[Stated task]
Locate every line in the records below that contains the word "Sistemas", and copy each one.

--- Start Dataset excerpts ---

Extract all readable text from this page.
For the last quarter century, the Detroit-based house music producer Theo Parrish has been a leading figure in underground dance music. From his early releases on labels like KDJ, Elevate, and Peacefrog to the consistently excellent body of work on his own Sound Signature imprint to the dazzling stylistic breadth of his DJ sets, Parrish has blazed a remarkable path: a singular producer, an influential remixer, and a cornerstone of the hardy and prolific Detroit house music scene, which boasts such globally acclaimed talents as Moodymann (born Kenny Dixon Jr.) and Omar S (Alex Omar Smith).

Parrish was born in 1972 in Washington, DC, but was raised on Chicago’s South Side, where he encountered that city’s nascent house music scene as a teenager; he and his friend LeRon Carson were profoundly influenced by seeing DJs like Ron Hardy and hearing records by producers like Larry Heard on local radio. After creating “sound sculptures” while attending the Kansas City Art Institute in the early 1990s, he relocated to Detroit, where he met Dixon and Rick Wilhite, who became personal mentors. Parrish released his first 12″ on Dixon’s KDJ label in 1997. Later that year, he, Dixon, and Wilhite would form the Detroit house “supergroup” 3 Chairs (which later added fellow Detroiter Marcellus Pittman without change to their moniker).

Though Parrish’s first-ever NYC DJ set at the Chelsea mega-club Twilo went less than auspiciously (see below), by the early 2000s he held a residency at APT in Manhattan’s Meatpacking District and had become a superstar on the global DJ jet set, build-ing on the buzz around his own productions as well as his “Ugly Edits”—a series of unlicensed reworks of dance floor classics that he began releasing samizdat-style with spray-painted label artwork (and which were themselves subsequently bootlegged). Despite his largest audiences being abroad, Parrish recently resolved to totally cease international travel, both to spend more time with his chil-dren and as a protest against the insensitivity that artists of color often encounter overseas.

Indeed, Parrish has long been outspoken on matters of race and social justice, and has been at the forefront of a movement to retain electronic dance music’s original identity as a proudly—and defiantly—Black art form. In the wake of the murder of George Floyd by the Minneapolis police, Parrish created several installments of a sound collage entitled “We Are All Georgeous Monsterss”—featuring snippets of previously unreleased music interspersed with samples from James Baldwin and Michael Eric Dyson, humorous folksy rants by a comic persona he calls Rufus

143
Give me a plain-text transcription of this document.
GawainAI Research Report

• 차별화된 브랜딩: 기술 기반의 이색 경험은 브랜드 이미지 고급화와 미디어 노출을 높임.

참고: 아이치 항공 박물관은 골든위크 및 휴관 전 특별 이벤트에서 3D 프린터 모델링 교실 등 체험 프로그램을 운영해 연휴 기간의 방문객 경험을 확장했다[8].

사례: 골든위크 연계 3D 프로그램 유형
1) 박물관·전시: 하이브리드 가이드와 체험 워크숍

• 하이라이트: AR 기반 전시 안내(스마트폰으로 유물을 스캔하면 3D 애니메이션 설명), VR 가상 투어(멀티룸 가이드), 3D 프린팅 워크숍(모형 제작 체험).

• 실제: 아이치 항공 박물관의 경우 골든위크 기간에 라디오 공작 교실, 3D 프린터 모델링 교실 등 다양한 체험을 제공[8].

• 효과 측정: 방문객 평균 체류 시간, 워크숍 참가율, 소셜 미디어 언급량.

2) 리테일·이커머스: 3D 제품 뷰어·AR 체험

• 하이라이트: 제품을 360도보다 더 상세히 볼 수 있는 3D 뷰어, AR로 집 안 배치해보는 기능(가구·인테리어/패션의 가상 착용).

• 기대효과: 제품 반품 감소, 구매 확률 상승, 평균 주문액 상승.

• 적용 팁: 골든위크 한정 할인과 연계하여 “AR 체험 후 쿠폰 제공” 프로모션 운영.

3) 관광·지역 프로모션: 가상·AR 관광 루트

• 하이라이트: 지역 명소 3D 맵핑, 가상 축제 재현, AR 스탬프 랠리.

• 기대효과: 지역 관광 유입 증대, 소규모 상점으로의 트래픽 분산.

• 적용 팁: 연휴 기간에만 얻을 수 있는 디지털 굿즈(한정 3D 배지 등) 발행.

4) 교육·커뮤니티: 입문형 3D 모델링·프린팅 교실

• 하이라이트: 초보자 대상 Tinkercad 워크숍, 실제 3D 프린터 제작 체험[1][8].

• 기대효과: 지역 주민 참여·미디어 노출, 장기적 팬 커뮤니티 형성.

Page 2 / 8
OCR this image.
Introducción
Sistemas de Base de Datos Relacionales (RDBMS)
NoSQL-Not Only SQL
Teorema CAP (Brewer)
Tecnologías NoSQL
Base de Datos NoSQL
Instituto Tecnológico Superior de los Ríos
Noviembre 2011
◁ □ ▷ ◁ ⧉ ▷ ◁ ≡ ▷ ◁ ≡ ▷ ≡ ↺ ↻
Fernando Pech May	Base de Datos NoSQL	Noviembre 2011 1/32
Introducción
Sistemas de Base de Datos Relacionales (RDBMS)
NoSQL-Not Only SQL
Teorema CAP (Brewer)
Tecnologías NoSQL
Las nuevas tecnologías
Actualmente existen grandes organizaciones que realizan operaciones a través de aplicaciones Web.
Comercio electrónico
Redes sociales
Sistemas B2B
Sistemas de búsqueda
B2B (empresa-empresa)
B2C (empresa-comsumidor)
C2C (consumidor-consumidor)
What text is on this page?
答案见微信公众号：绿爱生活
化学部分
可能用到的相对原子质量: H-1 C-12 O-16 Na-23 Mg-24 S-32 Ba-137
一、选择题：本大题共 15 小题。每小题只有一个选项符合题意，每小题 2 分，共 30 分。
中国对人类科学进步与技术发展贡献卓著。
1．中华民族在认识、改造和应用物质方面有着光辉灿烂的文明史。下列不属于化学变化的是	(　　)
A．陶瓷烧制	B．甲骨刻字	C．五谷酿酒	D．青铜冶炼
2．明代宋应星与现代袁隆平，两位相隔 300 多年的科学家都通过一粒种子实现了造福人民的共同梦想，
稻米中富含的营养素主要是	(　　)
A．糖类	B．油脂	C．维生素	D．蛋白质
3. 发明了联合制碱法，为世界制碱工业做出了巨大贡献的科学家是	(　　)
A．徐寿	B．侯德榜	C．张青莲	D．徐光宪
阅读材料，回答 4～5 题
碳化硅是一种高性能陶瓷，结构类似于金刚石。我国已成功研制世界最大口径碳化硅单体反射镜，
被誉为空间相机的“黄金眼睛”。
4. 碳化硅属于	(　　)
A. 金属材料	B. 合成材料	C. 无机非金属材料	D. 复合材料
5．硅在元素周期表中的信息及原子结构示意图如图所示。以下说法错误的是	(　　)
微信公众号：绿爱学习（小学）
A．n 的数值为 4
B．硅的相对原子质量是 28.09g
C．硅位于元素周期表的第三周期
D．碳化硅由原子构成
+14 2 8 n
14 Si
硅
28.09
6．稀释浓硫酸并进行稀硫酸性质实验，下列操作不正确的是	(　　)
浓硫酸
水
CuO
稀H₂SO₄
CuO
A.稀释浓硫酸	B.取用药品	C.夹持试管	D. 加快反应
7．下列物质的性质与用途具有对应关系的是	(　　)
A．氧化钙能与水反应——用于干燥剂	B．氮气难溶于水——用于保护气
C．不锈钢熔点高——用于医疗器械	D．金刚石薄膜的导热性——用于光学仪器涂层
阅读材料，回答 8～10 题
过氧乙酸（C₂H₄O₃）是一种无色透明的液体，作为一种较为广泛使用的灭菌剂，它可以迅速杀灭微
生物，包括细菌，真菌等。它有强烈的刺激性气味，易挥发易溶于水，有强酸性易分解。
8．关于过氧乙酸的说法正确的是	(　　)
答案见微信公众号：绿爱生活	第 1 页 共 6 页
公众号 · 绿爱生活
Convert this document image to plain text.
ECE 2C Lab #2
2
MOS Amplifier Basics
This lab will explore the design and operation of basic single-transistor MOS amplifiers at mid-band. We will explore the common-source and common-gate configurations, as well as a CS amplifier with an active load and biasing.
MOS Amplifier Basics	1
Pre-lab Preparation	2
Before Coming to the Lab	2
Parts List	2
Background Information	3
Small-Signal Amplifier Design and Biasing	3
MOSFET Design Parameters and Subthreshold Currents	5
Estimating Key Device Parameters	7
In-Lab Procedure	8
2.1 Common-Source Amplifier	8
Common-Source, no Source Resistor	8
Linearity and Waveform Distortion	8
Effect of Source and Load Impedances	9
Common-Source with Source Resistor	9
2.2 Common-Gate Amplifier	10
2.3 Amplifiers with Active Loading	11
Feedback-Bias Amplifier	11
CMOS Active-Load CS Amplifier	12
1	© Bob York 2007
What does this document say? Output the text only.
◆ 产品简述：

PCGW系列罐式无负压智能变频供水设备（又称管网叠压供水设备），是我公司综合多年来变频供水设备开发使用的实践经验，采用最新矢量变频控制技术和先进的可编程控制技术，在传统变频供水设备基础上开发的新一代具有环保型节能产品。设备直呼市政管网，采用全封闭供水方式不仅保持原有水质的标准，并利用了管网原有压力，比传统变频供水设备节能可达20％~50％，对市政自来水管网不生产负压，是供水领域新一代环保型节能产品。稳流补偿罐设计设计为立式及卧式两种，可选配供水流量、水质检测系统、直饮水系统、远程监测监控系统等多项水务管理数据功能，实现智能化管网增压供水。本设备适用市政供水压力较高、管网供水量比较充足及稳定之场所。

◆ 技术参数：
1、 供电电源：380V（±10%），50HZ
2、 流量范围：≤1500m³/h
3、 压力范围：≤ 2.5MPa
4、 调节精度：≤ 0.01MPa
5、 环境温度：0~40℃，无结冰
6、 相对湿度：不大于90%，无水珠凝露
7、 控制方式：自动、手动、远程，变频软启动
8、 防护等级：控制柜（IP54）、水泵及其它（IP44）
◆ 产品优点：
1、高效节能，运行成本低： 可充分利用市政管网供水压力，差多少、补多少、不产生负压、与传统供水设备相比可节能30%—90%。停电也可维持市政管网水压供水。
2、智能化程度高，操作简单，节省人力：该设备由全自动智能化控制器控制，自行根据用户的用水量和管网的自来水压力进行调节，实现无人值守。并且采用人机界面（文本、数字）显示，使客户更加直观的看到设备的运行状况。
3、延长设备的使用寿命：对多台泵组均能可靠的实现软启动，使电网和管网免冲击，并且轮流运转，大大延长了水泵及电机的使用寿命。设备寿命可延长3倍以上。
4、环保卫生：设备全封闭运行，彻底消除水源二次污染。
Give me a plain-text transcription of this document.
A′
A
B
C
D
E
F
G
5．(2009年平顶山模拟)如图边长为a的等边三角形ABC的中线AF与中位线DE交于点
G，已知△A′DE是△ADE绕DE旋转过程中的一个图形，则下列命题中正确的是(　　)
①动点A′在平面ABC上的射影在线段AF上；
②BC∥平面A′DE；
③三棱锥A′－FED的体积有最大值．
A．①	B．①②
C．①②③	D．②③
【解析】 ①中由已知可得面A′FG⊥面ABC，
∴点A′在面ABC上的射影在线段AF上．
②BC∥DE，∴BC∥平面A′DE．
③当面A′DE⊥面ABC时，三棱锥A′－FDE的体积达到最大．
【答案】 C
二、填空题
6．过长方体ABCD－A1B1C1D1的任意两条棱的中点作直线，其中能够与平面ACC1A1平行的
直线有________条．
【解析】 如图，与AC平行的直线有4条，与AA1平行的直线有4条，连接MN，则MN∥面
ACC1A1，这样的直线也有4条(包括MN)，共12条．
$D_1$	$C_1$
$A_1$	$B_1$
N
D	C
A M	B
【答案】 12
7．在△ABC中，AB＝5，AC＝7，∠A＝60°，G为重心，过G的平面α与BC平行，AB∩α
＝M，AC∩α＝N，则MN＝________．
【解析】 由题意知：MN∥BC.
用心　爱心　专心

--- End Dataset excerpts ---

[Reply to the task]
Sistemas de Base de Datos Relacionales (RDBMS)
Sistemas de Base de Datos Relacionales (RDBMS)
Sistemas B2B
Sistemas de búsqueda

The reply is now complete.